THE REQUEST - Write out the records beneath this line exactly as they appear, minus any images.

SOURCE RECORDS -
»»

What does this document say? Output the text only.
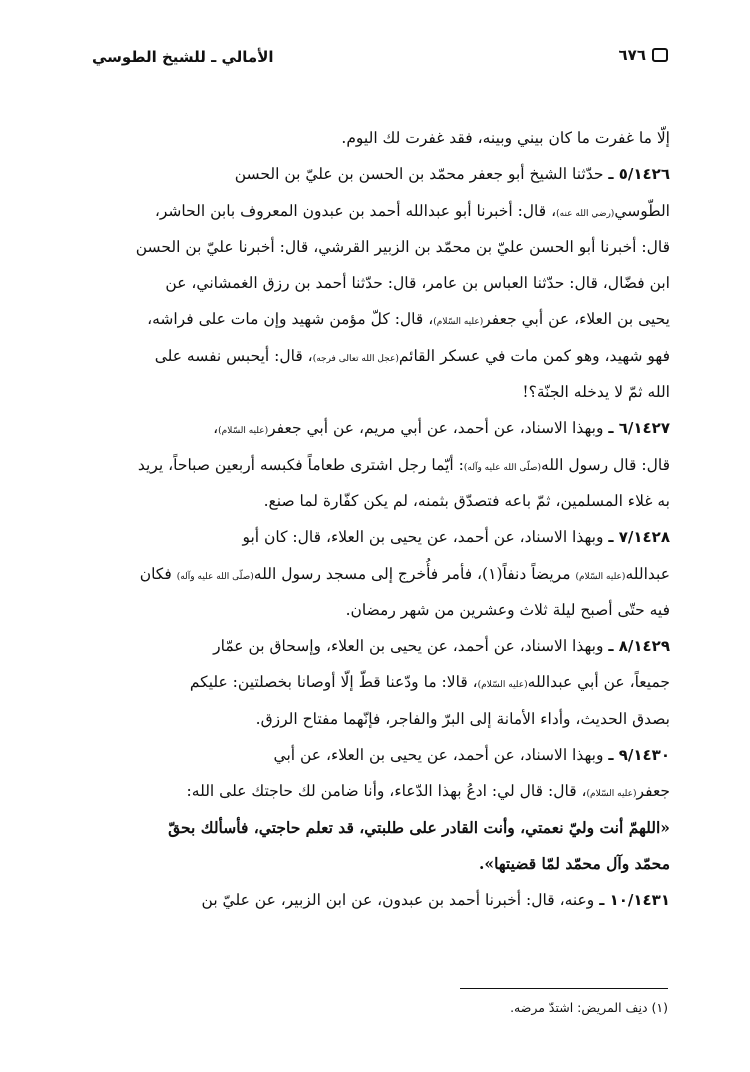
الأمالي ـ للشيخ الطوسي	٦٧٦
إلّا ما غفرت ما كان بيني وبينه، فقد غفرت لك اليوم.
٥/١٤٢٦ ـ حدّثنا الشيخ أبو جعفر محمّد بن الحسن بن عليّ بن الحسن
الطّوسي(رضي الله عنه)، قال: أخبرنا أبو عبدالله أحمد بن عبدون المعروف بابن الحاشر،
قال: أخبرنا أبو الحسن عليّ بن محمّد بن الزبير القرشي، قال: أخبرنا عليّ بن الحسن
ابن فضّال، قال: حدّثنا العباس بن عامر، قال: حدّثنا أحمد بن رزق الغمشاني، عن
يحيى بن العلاء، عن أبي جعفر(عليه السّلام)، قال: كلّ مؤمن شهيد وإن مات على فراشه،
فهو شهيد، وهو كمن مات في عسكر القائم(عجل الله تعالى فرجه)، قال: أيحبس نفسه على
الله ثمّ لا يدخله الجنّة؟!
٦/١٤٢٧ ـ وبهذا الاسناد، عن أحمد، عن أبي مريم، عن أبي جعفر(عليه السّلام)،
قال: قال رسول الله(صلّى الله عليه وآله): أيّما رجل اشترى طعاماً فكبسه أربعين صباحاً، يريد
به غلاء المسلمين، ثمّ باعه فتصدّق بثمنه، لم يكن كفّارة لما صنع.
٧/١٤٢٨ ـ وبهذا الاسناد، عن أحمد، عن يحيى بن العلاء، قال: كان أبو
عبدالله(عليه السّلام) مريضاً دنفاً(١)، فأمر فأُخرج إلى مسجد رسول الله(صلّى الله عليه وآله) فكان
فيه حتّى أصبح ليلة ثلاث وعشرين من شهر رمضان.
٨/١٤٢٩ ـ وبهذا الاسناد، عن أحمد، عن يحيى بن العلاء، وإسحاق بن عمّار
جميعاً، عن أبي عبدالله(عليه السّلام)، قالا: ما ودّعنا قطّ إلّا أوصانا بخصلتين: عليكم
بصدق الحديث، وأداء الأمانة إلى البرّ والفاجر، فإنّهما مفتاح الرزق.
٩/١٤٣٠ ـ وبهذا الاسناد، عن أحمد، عن يحيى بن العلاء، عن أبي
جعفر(عليه السّلام)، قال: قال لي: ادعُ بهذا الدّعاء، وأنا ضامن لك حاجتك على الله:
«اللهمّ أنت وليّ نعمتي، وأنت القادر على طلبتي، قد تعلم حاجتي، فأسألك بحقّ
محمّد وآل محمّد لمّا قضيتها».
١٠/١٤٣١ ـ وعنه، قال: أخبرنا أحمد بن عبدون، عن ابن الزبير، عن عليّ بن
(١) دنِف المريض: اشتدّ مرضه.
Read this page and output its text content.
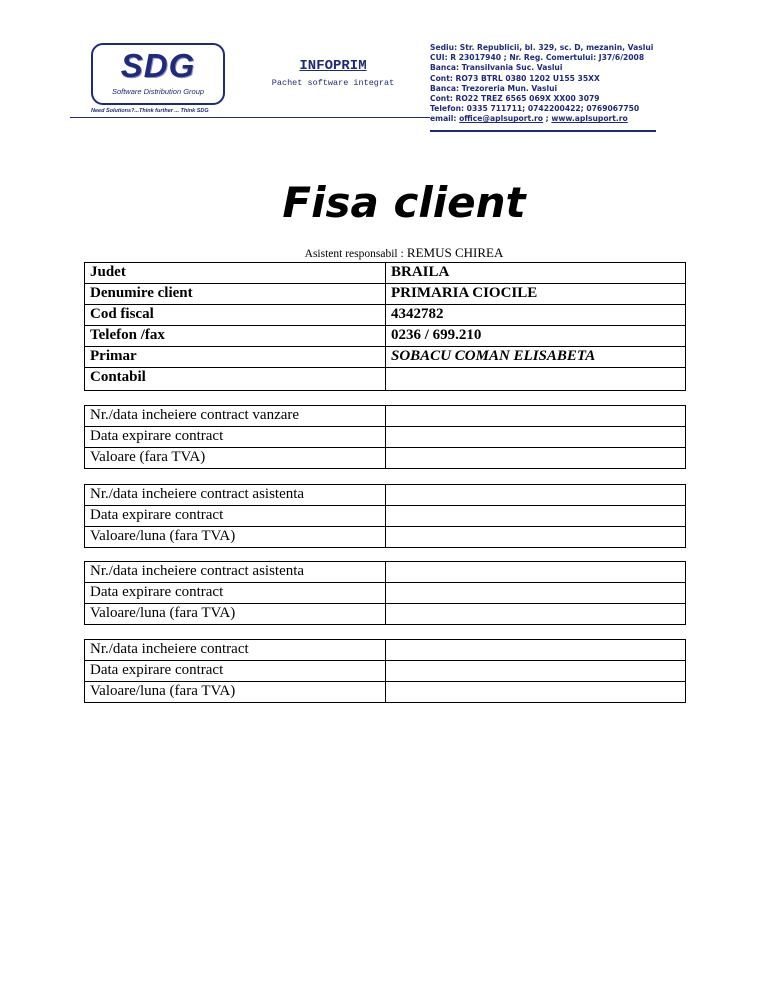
SDG
Software Distribution Group
Need Solutions?...Think further ... Think SDG
INFOPRIM
Pachet software integrat
Sediu: Str. Republicii, bl. 329, sc. D, mezanin, Vaslui
CUI: R 23017940 ; Nr. Reg. Comertului: J37/6/2008
Banca: Transilvania Suc. Vaslui
Cont: RO73 BTRL 0380 1202 U155 35XX
Banca: Trezoreria Mun. Vaslui
Cont: RO22 TREZ 6565 069X XX00 3079
Telefon: 0335 711711; 0742200422; 0769067750
email: office@aplsuport.ro ; www.aplsuport.ro
Fisa client
Asistent responsabil : REMUS CHIREA
Judet	BRAILA
Denumire client	PRIMARIA CIOCILE
Cod fiscal	4342782
Telefon /fax	0236 / 699.210
Primar	SOBACU COMAN ELISABETA
Contabil	
Nr./data incheiere contract vanzare	
Data expirare contract	
Valoare (fara TVA)	
Nr./data incheiere contract asistenta	
Data expirare contract	
Valoare/luna (fara TVA)	
Nr./data incheiere contract asistenta	
Data expirare contract	
Valoare/luna (fara TVA)	
Nr./data incheiere contract	
Data expirare contract	
Valoare/luna (fara TVA)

««

REPLY -
What does this document say? Output the text only.
الأمالي ـ للشيخ الطوسي	٦٧٦
إلّا ما غفرت ما كان بيني وبينه، فقد غفرت لك اليوم.
٥/١٤٢٦ ـ حدّثنا الشيخ أبو جعفر محمّد بن الحسن بن عليّ بن الحسن
الطّوسي(رضي الله عنه)، قال: أخبرنا أبو عبدالله أحمد بن عبدون المعروف بابن الحاشر،
قال: أخبرنا أبو الحسن عليّ بن محمّد بن الزبير القرشي، قال: أخبرنا عليّ بن الحسن
ابن فضّال، قال: حدّثنا العباس بن عامر، قال: حدّثنا أحمد بن رزق الغمشاني، عن
يحيى بن العلاء، عن أبي جعفر(عليه السّلام)، قال: كلّ مؤمن شهيد وإن مات على فراشه،
فهو شهيد، وهو كمن مات في عسكر القائم(عجل الله تعالى فرجه)، قال: أيحبس نفسه على
الله ثمّ لا يدخله الجنّة؟!
٦/١٤٢٧ ـ وبهذا الاسناد، عن أحمد، عن أبي مريم، عن أبي جعفر(عليه السّلام)،
قال: قال رسول الله(صلّى الله عليه وآله): أيّما رجل اشترى طعاماً فكبسه أربعين صباحاً، يريد
به غلاء المسلمين، ثمّ باعه فتصدّق بثمنه، لم يكن كفّارة لما صنع.
٧/١٤٢٨ ـ وبهذا الاسناد، عن أحمد، عن يحيى بن العلاء، قال: كان أبو
عبدالله(عليه السّلام) مريضاً دنفاً(١)، فأمر فأُخرج إلى مسجد رسول الله(صلّى الله عليه وآله) فكان
فيه حتّى أصبح ليلة ثلاث وعشرين من شهر رمضان.
٨/١٤٢٩ ـ وبهذا الاسناد، عن أحمد، عن يحيى بن العلاء، وإسحاق بن عمّار
جميعاً، عن أبي عبدالله(عليه السّلام)، قالا: ما ودّعنا قطّ إلّا أوصانا بخصلتين: عليكم
بصدق الحديث، وأداء الأمانة إلى البرّ والفاجر، فإنّهما مفتاح الرزق.
٩/١٤٣٠ ـ وبهذا الاسناد، عن أحمد، عن يحيى بن العلاء، عن أبي
جعفر(عليه السّلام)، قال: قال لي: ادعُ بهذا الدّعاء، وأنا ضامن لك حاجتك على الله:
«اللهمّ أنت وليّ نعمتي، وأنت القادر على طلبتي، قد تعلم حاجتي، فأسألك بحقّ
محمّد وآل محمّد لمّا قضيتها».
١٠/١٤٣١ ـ وعنه، قال: أخبرنا أحمد بن عبدون، عن ابن الزبير، عن عليّ بن
(١) دنِف المريض: اشتدّ مرضه.
Read this page and output its text content.
SDG
Software Distribution Group
Need Solutions?...Think further ... Think SDG
INFOPRIM
Pachet software integrat
Sediu: Str. Republicii, bl. 329, sc. D, mezanin, Vaslui
CUI: R 23017940 ; Nr. Reg. Comertului: J37/6/2008
Banca: Transilvania Suc. Vaslui
Cont: RO73 BTRL 0380 1202 U155 35XX
Banca: Trezoreria Mun. Vaslui
Cont: RO22 TREZ 6565 069X XX00 3079
Telefon: 0335 711711; 0742200422; 0769067750
email: office@aplsuport.ro ; www.aplsuport.ro
Fisa client
Asistent responsabil : REMUS CHIREA
Judet	BRAILA
Denumire client	PRIMARIA CIOCILE
Cod fiscal	4342782
Telefon /fax	0236 / 699.210
Primar	SOBACU COMAN ELISABETA
Contabil	
Nr./data incheiere contract vanzare	
Data expirare contract	
Valoare (fara TVA)	
Nr./data incheiere contract asistenta	
Data expirare contract	
Valoare/luna (fara TVA)	
Nr./data incheiere contract asistenta	
Data expirare contract	
Valoare/luna (fara TVA)	
Nr./data incheiere contract	
Data expirare contract	
Valoare/luna (fara TVA)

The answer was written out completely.